### [WHAT NEEDS TO BE DONE]
Reproduce every row below as a numbered list, omitting blank lines and leaving out the pictures.

### [RECORDS FOR THIS EXERCISE]
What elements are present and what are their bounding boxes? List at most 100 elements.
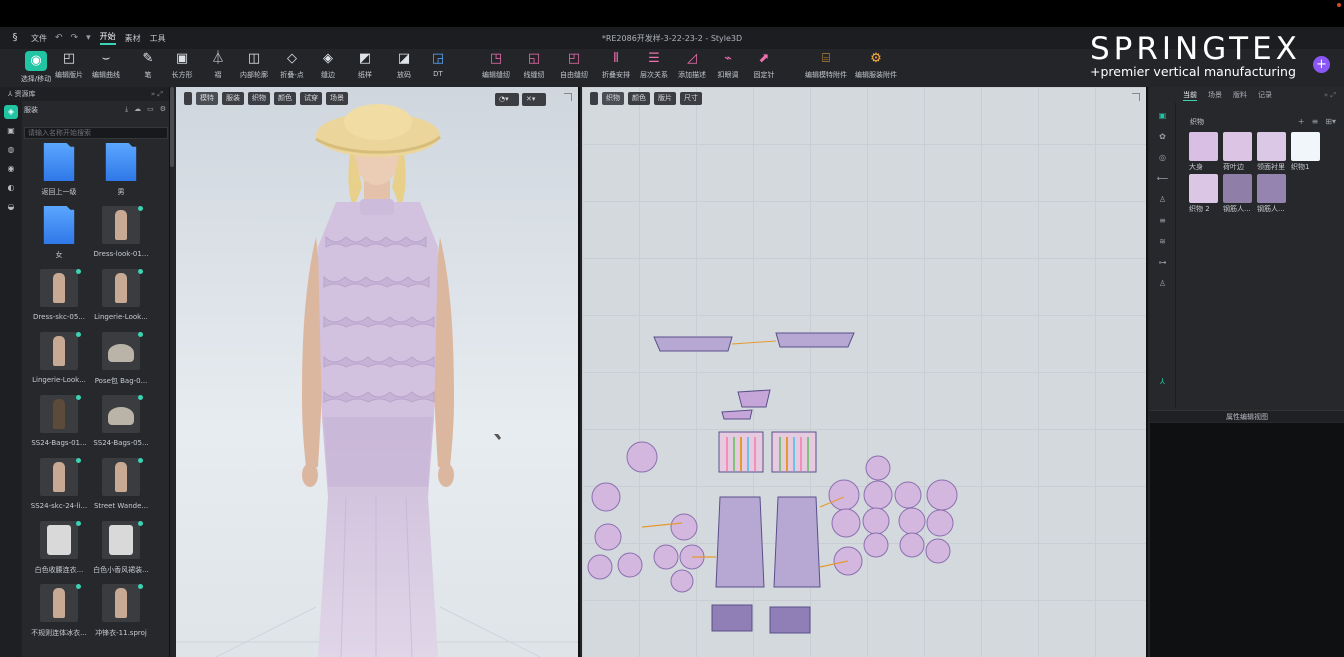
viewport-3d[interactable]: 模特 服装 织物 颜色 试穿 场景 ◔▾ ✕▾ (176, 87, 580, 657)
asset-item[interactable]: SS24-Bags-05... (90, 395, 152, 457)
viewport3d-tab-1[interactable]: 服装 (222, 91, 244, 105)
asset-item[interactable]: 返回上一级 (28, 143, 90, 205)
export-tool[interactable]: ⬈ 固定针 (744, 51, 784, 80)
pin-tool[interactable]: ⌁ 扣眼调 (708, 51, 748, 80)
fabric-list-icon[interactable]: ▣ (1157, 110, 1169, 122)
topstitch-list-icon[interactable]: ≡ (1157, 215, 1169, 227)
asset-item[interactable]: Dress-skc-05... (28, 269, 90, 331)
folder-icon[interactable]: ▭ (147, 105, 154, 115)
panel-collapse-icon[interactable]: » ⤢ (151, 90, 163, 99)
asset-item[interactable]: SS24-skc-24-li... (28, 458, 90, 520)
pleat-tool[interactable]: ⏃ 褶 (198, 51, 238, 80)
collapse-2d-icon[interactable] (590, 91, 598, 105)
fabric-item[interactable]: 钢筋人... (1257, 174, 1287, 214)
display-mode-button[interactable]: ✕▾ (522, 93, 546, 106)
menu-file[interactable]: 文件 (31, 33, 47, 44)
edit-curve-tool[interactable]: ⌣ 编辑曲线 (86, 51, 126, 80)
viewport2d-tab-0[interactable]: 织物 (602, 91, 624, 105)
undo-icon[interactable]: ↶ (55, 33, 63, 43)
library-scrollbar[interactable] (170, 87, 174, 167)
viewport3d-tab-0[interactable]: 模特 (196, 91, 218, 105)
sewing-line-tool[interactable]: ◱ 线缝纫 (514, 51, 554, 80)
asset-item[interactable]: Lingerie-Look... (90, 269, 152, 331)
fold-tool[interactable]: ◈ 缝边 (308, 51, 348, 80)
buttonhole-list-icon[interactable]: ◎ (1157, 152, 1169, 164)
viewport3d-tab-5[interactable]: 场景 (326, 91, 348, 105)
viewport3d-tab-3[interactable]: 颜色 (274, 91, 296, 105)
edit-gear-tool[interactable]: ⚙ 编辑服装附件 (850, 51, 902, 80)
asset-item[interactable]: Pose包 Bag-0... (90, 332, 152, 394)
fabric-item[interactable]: 钢筋人... (1223, 174, 1253, 214)
object-tab-2[interactable]: 版料 (1233, 90, 1247, 100)
avatar-tab-icon[interactable]: ▣ (4, 124, 18, 138)
seam-align-tool[interactable]: ⫴ 折叠安排 (596, 51, 636, 80)
settings-icon[interactable]: ⚙ (160, 105, 166, 115)
asset-item[interactable]: 白色收腰连衣... (28, 521, 90, 583)
garment-tab-icon[interactable]: ◈ (4, 105, 18, 119)
avatar-list-icon[interactable]: ♙ (1157, 278, 1169, 290)
edit-pattern-tool[interactable]: ◰ 编辑版片 (49, 51, 89, 80)
asset-item[interactable]: Street Wande... (90, 458, 152, 520)
text-tool[interactable]: ◲ DT (418, 51, 458, 78)
camera-view-button[interactable]: ◔▾ (495, 93, 519, 106)
list-view-icon[interactable]: ≡ (1312, 117, 1319, 126)
fabric-item[interactable]: 织物 2 (1189, 174, 1219, 214)
menu-tools[interactable]: 工具 (150, 33, 166, 44)
free-sew-tool[interactable]: ◰ 自由缝纫 (554, 51, 594, 80)
grid-view-icon[interactable]: ⊞▾ (1325, 117, 1336, 126)
menu-start[interactable]: 开始 (99, 31, 116, 45)
edit-hardware-tool[interactable]: ⌸ 编辑模特附件 (800, 51, 852, 80)
maximize-2d-icon[interactable] (1132, 93, 1140, 101)
viewport-2d[interactable]: 织物 颜色 版片 尺寸 (582, 87, 1148, 657)
internal-line-tool[interactable]: ◫ 内部轮廓 (234, 51, 274, 80)
cloud-icon[interactable]: ☁ (134, 105, 141, 115)
section-label[interactable]: 服装 (24, 105, 38, 115)
fabric-item[interactable]: 荷叶边 (1223, 132, 1253, 172)
menu-material[interactable]: 素材 (125, 33, 141, 44)
asset-item[interactable]: Dress-look-01... (90, 206, 152, 268)
asset-item[interactable]: 不规则连体冰衣... (28, 584, 90, 646)
object-tab-3[interactable]: 记录 (1258, 90, 1272, 100)
sew-edit-tool[interactable]: ◳ 编辑缝纫 (476, 51, 516, 80)
add-fabric-icon[interactable]: + (1298, 117, 1305, 126)
fabric-item[interactable]: 领面衬里 (1257, 132, 1287, 172)
asset-item[interactable]: Lingerie-Look... (28, 332, 90, 394)
material-tab-icon[interactable]: ◒ (4, 200, 18, 214)
asset-item[interactable]: 女 (28, 206, 90, 268)
scene-tab-icon[interactable]: ◐ (4, 181, 18, 195)
edit-hardware-icon: ⌸ (822, 51, 830, 66)
fabric-tab-icon[interactable]: ◍ (4, 143, 18, 157)
measure-list-icon[interactable]: ⊶ (1157, 257, 1169, 269)
viewport2d-tab-3[interactable]: 尺寸 (680, 91, 702, 105)
viewport2d-tab-2[interactable]: 版片 (654, 91, 676, 105)
hardware-tab-icon[interactable]: ◉ (4, 162, 18, 176)
button-list-icon[interactable]: ✿ (1157, 131, 1169, 143)
download-icon[interactable]: ⤓ (125, 105, 128, 115)
dropdown-icon[interactable]: ▾ (86, 33, 91, 43)
asset-item[interactable]: 男 (90, 143, 152, 205)
viewport3d-tab-4[interactable]: 试穿 (300, 91, 322, 105)
viewport2d-tab-1[interactable]: 颜色 (628, 91, 650, 105)
trim-list-icon[interactable]: ≋ (1157, 236, 1169, 248)
rectangle-tool[interactable]: ▣ 长方形 (162, 51, 202, 80)
layer-tool[interactable]: ☰ 层次关系 (634, 51, 674, 80)
zipper-list-icon[interactable]: ⟵ (1157, 173, 1169, 185)
pattern-tool[interactable]: ◩ 纸样 (345, 51, 385, 80)
fabric-item[interactable]: 大身 (1189, 132, 1219, 172)
redo-icon[interactable]: ↷ (71, 33, 79, 43)
hierarchy-icon[interactable]: ⅄ (1157, 376, 1169, 388)
object-tab-1[interactable]: 场景 (1208, 90, 1222, 100)
collapse-left-icon[interactable] (184, 91, 192, 105)
point-tool[interactable]: ◇ 折叠-点 (272, 51, 312, 80)
panel-collapse-icon[interactable]: » ⤢ (1324, 91, 1336, 100)
search-input[interactable]: 请输入名称开始搜索 (24, 127, 168, 139)
asset-item[interactable]: 冲锋衣-11.sproj (90, 584, 152, 646)
object-tab-0[interactable]: 当前 (1183, 90, 1197, 101)
add-tag-tool[interactable]: ◿ 添加描述 (672, 51, 712, 80)
asset-item[interactable]: SS24-Bags-01... (28, 395, 90, 457)
maximize-3d-icon[interactable] (564, 93, 572, 101)
viewport3d-tab-2[interactable]: 织物 (248, 91, 270, 105)
fabric-item[interactable]: 织物1 (1291, 132, 1321, 172)
graphic-list-icon[interactable]: ♙ (1157, 194, 1169, 206)
asset-item[interactable]: 白色小香风裙装... (90, 521, 152, 583)
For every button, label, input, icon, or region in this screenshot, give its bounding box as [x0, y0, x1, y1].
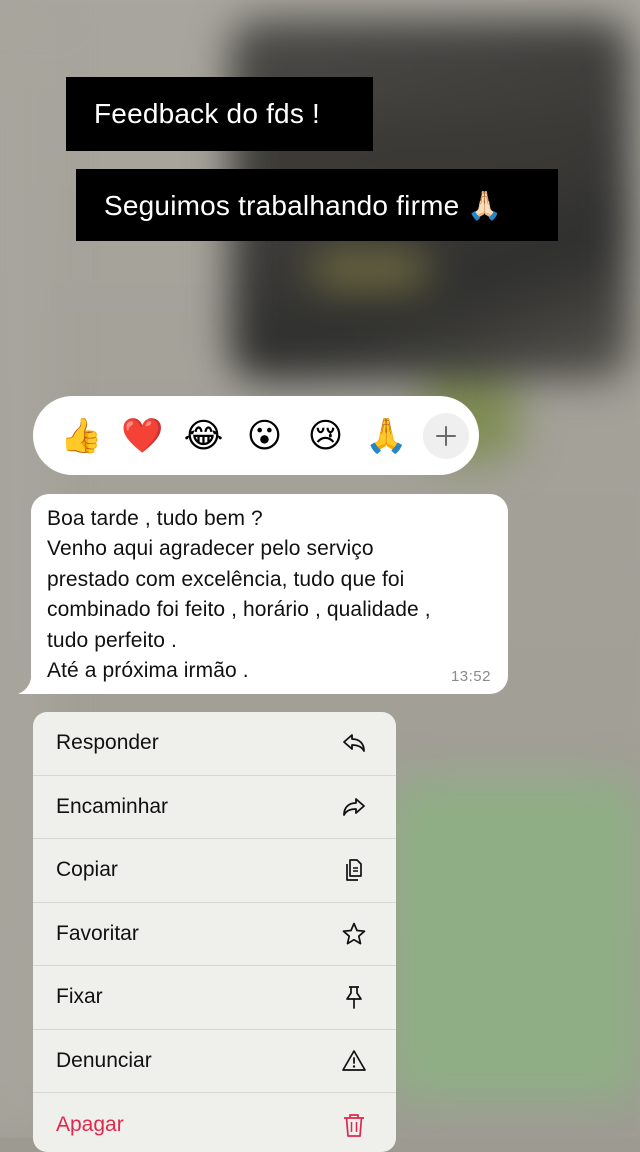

### [WRITTEN SOLUTION]
1. What elements are present and what are their bounding boxes? List at most 100 elements.
2. viewport-3d[interactable]: 模特 服装 织物 颜色 试穿 场景 ◔▾ ✕▾ (176, 87, 580, 657)
3. asset-item[interactable]: SS24-Bags-05... (90, 395, 152, 457)
4. viewport3d-tab-1[interactable]: 服装 (222, 91, 244, 105)
5. asset-item[interactable]: 返回上一级 (28, 143, 90, 205)
6. export-tool[interactable]: ⬈ 固定针 (744, 51, 784, 80)
7. pin-tool[interactable]: ⌁ 扣眼调 (708, 51, 748, 80)
8. fabric-list-icon[interactable]: ▣ (1157, 110, 1169, 122)
9. topstitch-list-icon[interactable]: ≡ (1157, 215, 1169, 227)
10. asset-item[interactable]: Dress-skc-05... (28, 269, 90, 331)
11. folder-icon[interactable]: ▭ (147, 105, 154, 115)
12. panel-collapse-icon[interactable]: » ⤢ (151, 90, 163, 99)
13. asset-item[interactable]: SS24-skc-24-li... (28, 458, 90, 520)
14. pleat-tool[interactable]: ⏃ 褶 (198, 51, 238, 80)
15. collapse-2d-icon[interactable] (590, 91, 598, 105)
16. fabric-item[interactable]: 钢筋人... (1257, 174, 1287, 214)
17. display-mode-button[interactable]: ✕▾ (522, 93, 546, 106)
18. menu-file[interactable]: 文件 (31, 33, 47, 44)
19. edit-curve-tool[interactable]: ⌣ 编辑曲线 (86, 51, 126, 80)
20. viewport2d-tab-0[interactable]: 织物 (602, 91, 624, 105)
21. undo-icon[interactable]: ↶ (55, 33, 63, 43)
22. library-scrollbar[interactable] (170, 87, 174, 167)
23. viewport3d-tab-0[interactable]: 模特 (196, 91, 218, 105)
24. sewing-line-tool[interactable]: ◱ 线缝纫 (514, 51, 554, 80)
25. asset-item[interactable]: Lingerie-Look... (90, 269, 152, 331)
26. fold-tool[interactable]: ◈ 缝边 (308, 51, 348, 80)
27. buttonhole-list-icon[interactable]: ◎ (1157, 152, 1169, 164)
28. viewport3d-tab-5[interactable]: 场景 (326, 91, 348, 105)
29. viewport3d-tab-3[interactable]: 颜色 (274, 91, 296, 105)
30. edit-gear-tool[interactable]: ⚙ 编辑服装附件 (850, 51, 902, 80)
31. asset-item[interactable]: Pose包 Bag-0... (90, 332, 152, 394)
32. fabric-item[interactable]: 钢筋人... (1223, 174, 1253, 214)
33. object-tab-2[interactable]: 版料 (1233, 90, 1247, 100)
34. avatar-tab-icon[interactable]: ▣ (4, 124, 18, 138)
35. seam-align-tool[interactable]: ⫴ 折叠安排 (596, 51, 636, 80)
36. settings-icon[interactable]: ⚙ (160, 105, 166, 115)
37. asset-item[interactable]: 白色收腰连衣... (28, 521, 90, 583)
38. garment-tab-icon[interactable]: ◈ (4, 105, 18, 119)
39. avatar-list-icon[interactable]: ♙ (1157, 278, 1169, 290)
40. edit-pattern-tool[interactable]: ◰ 编辑版片 (49, 51, 89, 80)
41. asset-item[interactable]: Street Wande... (90, 458, 152, 520)
42. text-tool[interactable]: ◲ DT (418, 51, 458, 78)
43. camera-view-button[interactable]: ◔▾ (495, 93, 519, 106)
44. list-view-icon[interactable]: ≡ (1312, 117, 1319, 126)
45. fabric-item[interactable]: 织物 2 (1189, 174, 1219, 214)
46. menu-tools[interactable]: 工具 (150, 33, 166, 44)
47. free-sew-tool[interactable]: ◰ 自由缝纫 (554, 51, 594, 80)
48. grid-view-icon[interactable]: ⊞▾ (1325, 117, 1336, 126)
49. menu-start[interactable]: 开始 (99, 31, 116, 45)
50. edit-hardware-tool[interactable]: ⌸ 编辑模特附件 (800, 51, 852, 80)
51. maximize-2d-icon[interactable] (1132, 93, 1140, 101)
52. viewport-2d[interactable]: 织物 颜色 版片 尺寸 (582, 87, 1148, 657)
53. internal-line-tool[interactable]: ◫ 内部轮廓 (234, 51, 274, 80)
54. cloud-icon[interactable]: ☁ (134, 105, 141, 115)
55. section-label[interactable]: 服装 (24, 105, 38, 115)
56. fabric-item[interactable]: 荷叶边 (1223, 132, 1253, 172)
57. menu-material[interactable]: 素材 (125, 33, 141, 44)
58. asset-item[interactable]: Dress-look-01... (90, 206, 152, 268)
59. asset-item[interactable]: 不规则连体冰衣... (28, 584, 90, 646)
60. object-tab-3[interactable]: 记录 (1258, 90, 1272, 100)
61. sew-edit-tool[interactable]: ◳ 编辑缝纫 (476, 51, 516, 80)
62. add-fabric-icon[interactable]: + (1298, 117, 1305, 126)
63. fabric-item[interactable]: 领面衬里 (1257, 132, 1287, 172)
64. asset-item[interactable]: Lingerie-Look... (28, 332, 90, 394)
65. material-tab-icon[interactable]: ◒ (4, 200, 18, 214)
66. asset-item[interactable]: 女 (28, 206, 90, 268)
67. scene-tab-icon[interactable]: ◐ (4, 181, 18, 195)
68. edit-hardware-icon: ⌸ (822, 51, 830, 66)
69. fabric-tab-icon[interactable]: ◍ (4, 143, 18, 157)
70. measure-list-icon[interactable]: ⊶ (1157, 257, 1169, 269)
71. viewport2d-tab-3[interactable]: 尺寸 (680, 91, 702, 105)
72. viewport2d-tab-2[interactable]: 版片 (654, 91, 676, 105)
73. hardware-tab-icon[interactable]: ◉ (4, 162, 18, 176)
74. button-list-icon[interactable]: ✿ (1157, 131, 1169, 143)
75. download-icon[interactable]: ⤓ (125, 105, 128, 115)
76. dropdown-icon[interactable]: ▾ (86, 33, 91, 43)
77. asset-item[interactable]: 男 (90, 143, 152, 205)
78. viewport3d-tab-4[interactable]: 试穿 (300, 91, 322, 105)
79. viewport2d-tab-1[interactable]: 颜色 (628, 91, 650, 105)
80. trim-list-icon[interactable]: ≋ (1157, 236, 1169, 248)
81. rectangle-tool[interactable]: ▣ 长方形 (162, 51, 202, 80)
82. layer-tool[interactable]: ☰ 层次关系 (634, 51, 674, 80)
83. zipper-list-icon[interactable]: ⟵ (1157, 173, 1169, 185)
84. pattern-tool[interactable]: ◩ 纸样 (345, 51, 385, 80)
85. fabric-item[interactable]: 大身 (1189, 132, 1219, 172)
86. redo-icon[interactable]: ↷ (71, 33, 79, 43)
87. hierarchy-icon[interactable]: ⅄ (1157, 376, 1169, 388)
88. object-tab-1[interactable]: 场景 (1208, 90, 1222, 100)
89. collapse-left-icon[interactable] (184, 91, 192, 105)
90. point-tool[interactable]: ◇ 折叠-点 (272, 51, 312, 80)
91. panel-collapse-icon[interactable]: » ⤢ (1324, 91, 1336, 100)
92. search-input[interactable]: 请输入名称开始搜索 (24, 127, 168, 139)
93. asset-item[interactable]: 冲锋衣-11.sproj (90, 584, 152, 646)
94. object-tab-0[interactable]: 当前 (1183, 90, 1197, 101)
95. add-tag-tool[interactable]: ◿ 添加描述 (672, 51, 712, 80)
96. asset-item[interactable]: SS24-Bags-01... (28, 395, 90, 457)
97. maximize-3d-icon[interactable] (564, 93, 572, 101)
98. viewport3d-tab-2[interactable]: 织物 (248, 91, 270, 105)
99. fabric-item[interactable]: 织物1 (1291, 132, 1321, 172)
100. graphic-list-icon[interactable]: ♙ (1157, 194, 1169, 206)
101. asset-item[interactable]: 白色小香风裙装... (90, 521, 152, 583)
102. For every button, label, input, icon, or region in this screenshot, give its bounding box as [x0, y0, x1, y1].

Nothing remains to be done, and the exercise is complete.